• [What you are asked to do]: Print the records again, character for character.

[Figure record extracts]
┌──

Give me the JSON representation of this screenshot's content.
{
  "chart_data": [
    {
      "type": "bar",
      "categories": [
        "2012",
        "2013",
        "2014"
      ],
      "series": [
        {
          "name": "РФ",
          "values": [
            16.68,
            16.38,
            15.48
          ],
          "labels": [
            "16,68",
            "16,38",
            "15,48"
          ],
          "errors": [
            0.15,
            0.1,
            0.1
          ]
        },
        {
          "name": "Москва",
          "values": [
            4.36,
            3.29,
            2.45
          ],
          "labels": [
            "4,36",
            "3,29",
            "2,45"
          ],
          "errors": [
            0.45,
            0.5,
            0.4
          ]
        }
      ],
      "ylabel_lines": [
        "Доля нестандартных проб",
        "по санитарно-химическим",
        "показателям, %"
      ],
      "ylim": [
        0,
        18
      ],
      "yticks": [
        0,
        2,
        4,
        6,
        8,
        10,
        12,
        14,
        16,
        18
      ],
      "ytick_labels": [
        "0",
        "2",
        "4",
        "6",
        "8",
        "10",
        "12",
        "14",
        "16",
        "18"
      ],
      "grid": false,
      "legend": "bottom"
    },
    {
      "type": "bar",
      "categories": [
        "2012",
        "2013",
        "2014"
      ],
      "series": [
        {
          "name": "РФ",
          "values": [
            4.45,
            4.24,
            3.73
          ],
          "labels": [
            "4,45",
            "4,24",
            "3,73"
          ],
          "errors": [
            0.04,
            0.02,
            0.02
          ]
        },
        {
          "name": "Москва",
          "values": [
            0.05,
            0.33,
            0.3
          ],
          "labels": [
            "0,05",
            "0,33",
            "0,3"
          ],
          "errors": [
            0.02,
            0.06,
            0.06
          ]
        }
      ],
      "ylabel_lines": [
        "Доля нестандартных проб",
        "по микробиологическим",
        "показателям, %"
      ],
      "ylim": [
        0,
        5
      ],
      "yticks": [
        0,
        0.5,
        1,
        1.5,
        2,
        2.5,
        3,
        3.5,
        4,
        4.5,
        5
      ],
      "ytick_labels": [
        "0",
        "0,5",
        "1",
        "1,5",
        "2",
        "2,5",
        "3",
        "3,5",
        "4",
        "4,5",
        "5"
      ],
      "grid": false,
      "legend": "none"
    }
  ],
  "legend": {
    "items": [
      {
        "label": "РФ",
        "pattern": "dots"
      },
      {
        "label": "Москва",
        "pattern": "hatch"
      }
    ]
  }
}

└──

• [In response]:
Give me the JSON representation of this screenshot's content.
{
  "chart_data": [
    {
      "type": "bar",
      "categories": [
        "2012",
        "2013",
        "2014"
      ],
      "series": [
        {
          "name": "РФ",
          "values": [
            16.68,
            16.38,
            15.48
          ],
          "labels": [
            "16,68",
            "16,38",
            "15,48"
          ],
          "errors": [
            0.15,
            0.1,
            0.1
          ]
        },
        {
          "name": "Москва",
          "values": [
            4.36,
            3.29,
            2.45
          ],
          "labels": [
            "4,36",
            "3,29",
            "2,45"
          ],
          "errors": [
            0.45,
            0.5,
            0.4
          ]
        }
      ],
      "ylabel_lines": [
        "Доля нестандартных проб",
        "по санитарно-химическим",
        "показателям, %"
      ],
      "ylim": [
        0,
        18
      ],
      "yticks": [
        0,
        2,
        4,
        6,
        8,
        10,
        12,
        14,
        16,
        18
      ],
      "ytick_labels": [
        "0",
        "2",
        "4",
        "6",
        "8",
        "10",
        "12",
        "14",
        "16",
        "18"
      ],
      "grid": false,
      "legend": "bottom"
    },
    {
      "type": "bar",
      "categories": [
        "2012",
        "2013",
        "2014"
      ],
      "series": [
        {
          "name": "РФ",
          "values": [
            4.45,
            4.24,
            3.73
          ],
          "labels": [
            "4,45",
            "4,24",
            "3,73"
          ],
          "errors": [
            0.04,
            0.02,
            0.02
          ]
        },
        {
          "name": "Москва",
          "values": [
            0.05,
            0.33,
            0.3
          ],
          "labels": [
            "0,05",
            "0,33",
            "0,3"
          ],
          "errors": [
            0.02,
            0.06,
            0.06
          ]
        }
      ],
      "ylabel_lines": [
        "Доля нестандартных проб",
        "по микробиологическим",
        "показателям, %"
      ],
      "ylim": [
        0,
        5
      ],
      "yticks": [
        0,
        0.5,
        1,
        1.5,
        2,
        2.5,
        3,
        3.5,
        4,
        4.5,
        5
      ],
      "ytick_labels": [
        "0",
        "0,5",
        "1",
        "1,5",
        "2",
        "2,5",
        "3",
        "3,5",
        "4",
        "4,5",
        "5"
      ],
      "grid": false,
      "legend": "none"
    }
  ],
  "legend": {
    "items": [
      {
        "label": "РФ",
        "pattern": "dots"
      },
      {
        "label": "Москва",
        "pattern": "hatch"
      }
    ]
  }
}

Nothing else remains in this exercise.